* _Goal of the exercise_
Images excluded, repeat each entry below exactly.

Records from a dataset:
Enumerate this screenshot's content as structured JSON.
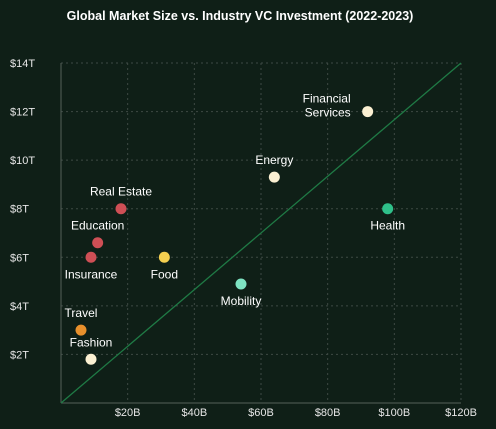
{
  "chart_data": {
    "type": "scatter",
    "title": "Global Market Size vs. Industry VC Investment (2022-2023)",
    "xlabel": "",
    "ylabel": "",
    "xlim": [
      0,
      120
    ],
    "ylim": [
      0,
      14
    ],
    "x_ticks": [
      20,
      40,
      60,
      80,
      100,
      120
    ],
    "x_tick_labels": [
      "$20B",
      "$40B",
      "$60B",
      "$80B",
      "$100B",
      "$120B"
    ],
    "y_ticks": [
      2,
      4,
      6,
      8,
      10,
      12,
      14
    ],
    "y_tick_labels": [
      "$2T",
      "$4T",
      "$6T",
      "$8T",
      "$10T",
      "$12T",
      "$14T"
    ],
    "grid": true,
    "reference_line": {
      "from": [
        0,
        0
      ],
      "to": [
        120,
        14
      ],
      "color": "#1f7a45"
    },
    "points": [
      {
        "label": "Fashion",
        "x": 9,
        "y": 1.8,
        "color": "#fbf0d2",
        "label_pos": "above"
      },
      {
        "label": "Travel",
        "x": 6,
        "y": 3.0,
        "color": "#e8902c",
        "label_pos": "above"
      },
      {
        "label": "Insurance",
        "x": 9,
        "y": 6.0,
        "color": "#cf4f55",
        "label_pos": "below"
      },
      {
        "label": "Education",
        "x": 11,
        "y": 6.6,
        "color": "#cf4f55",
        "label_pos": "above"
      },
      {
        "label": "Real Estate",
        "x": 18,
        "y": 8.0,
        "color": "#cf4f55",
        "label_pos": "above"
      },
      {
        "label": "Food",
        "x": 31,
        "y": 6.0,
        "color": "#f5cf50",
        "label_pos": "below"
      },
      {
        "label": "Mobility",
        "x": 54,
        "y": 4.9,
        "color": "#7ee3c2",
        "label_pos": "below"
      },
      {
        "label": "Energy",
        "x": 64,
        "y": 9.3,
        "color": "#fbf0d2",
        "label_pos": "above"
      },
      {
        "label": "Financial\nServices",
        "x": 92,
        "y": 12.0,
        "color": "#fbf0d2",
        "label_pos": "left"
      },
      {
        "label": "Health",
        "x": 98,
        "y": 8.0,
        "color": "#2fc08a",
        "label_pos": "below"
      }
    ]
  }
}
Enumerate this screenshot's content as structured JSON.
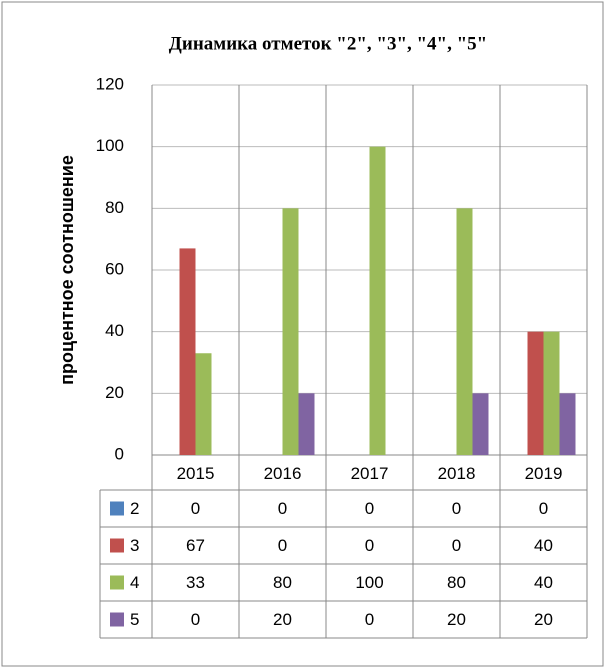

* _Solved exercise_
Enumerate this screenshot's content as structured JSON.
{
  "chart_data": {
    "type": "scatter",
    "title": "Global Market Size vs. Industry VC Investment (2022-2023)",
    "xlabel": "",
    "ylabel": "",
    "xlim": [
      0,
      120
    ],
    "ylim": [
      0,
      14
    ],
    "x_ticks": [
      20,
      40,
      60,
      80,
      100,
      120
    ],
    "x_tick_labels": [
      "$20B",
      "$40B",
      "$60B",
      "$80B",
      "$100B",
      "$120B"
    ],
    "y_ticks": [
      2,
      4,
      6,
      8,
      10,
      12,
      14
    ],
    "y_tick_labels": [
      "$2T",
      "$4T",
      "$6T",
      "$8T",
      "$10T",
      "$12T",
      "$14T"
    ],
    "grid": true,
    "reference_line": {
      "from": [
        0,
        0
      ],
      "to": [
        120,
        14
      ],
      "color": "#1f7a45"
    },
    "points": [
      {
        "label": "Fashion",
        "x": 9,
        "y": 1.8,
        "color": "#fbf0d2",
        "label_pos": "above"
      },
      {
        "label": "Travel",
        "x": 6,
        "y": 3.0,
        "color": "#e8902c",
        "label_pos": "above"
      },
      {
        "label": "Insurance",
        "x": 9,
        "y": 6.0,
        "color": "#cf4f55",
        "label_pos": "below"
      },
      {
        "label": "Education",
        "x": 11,
        "y": 6.6,
        "color": "#cf4f55",
        "label_pos": "above"
      },
      {
        "label": "Real Estate",
        "x": 18,
        "y": 8.0,
        "color": "#cf4f55",
        "label_pos": "above"
      },
      {
        "label": "Food",
        "x": 31,
        "y": 6.0,
        "color": "#f5cf50",
        "label_pos": "below"
      },
      {
        "label": "Mobility",
        "x": 54,
        "y": 4.9,
        "color": "#7ee3c2",
        "label_pos": "below"
      },
      {
        "label": "Energy",
        "x": 64,
        "y": 9.3,
        "color": "#fbf0d2",
        "label_pos": "above"
      },
      {
        "label": "Financial\nServices",
        "x": 92,
        "y": 12.0,
        "color": "#fbf0d2",
        "label_pos": "left"
      },
      {
        "label": "Health",
        "x": 98,
        "y": 8.0,
        "color": "#2fc08a",
        "label_pos": "below"
      }
    ]
  }
}
Enumerate this screenshot's content as structured JSON.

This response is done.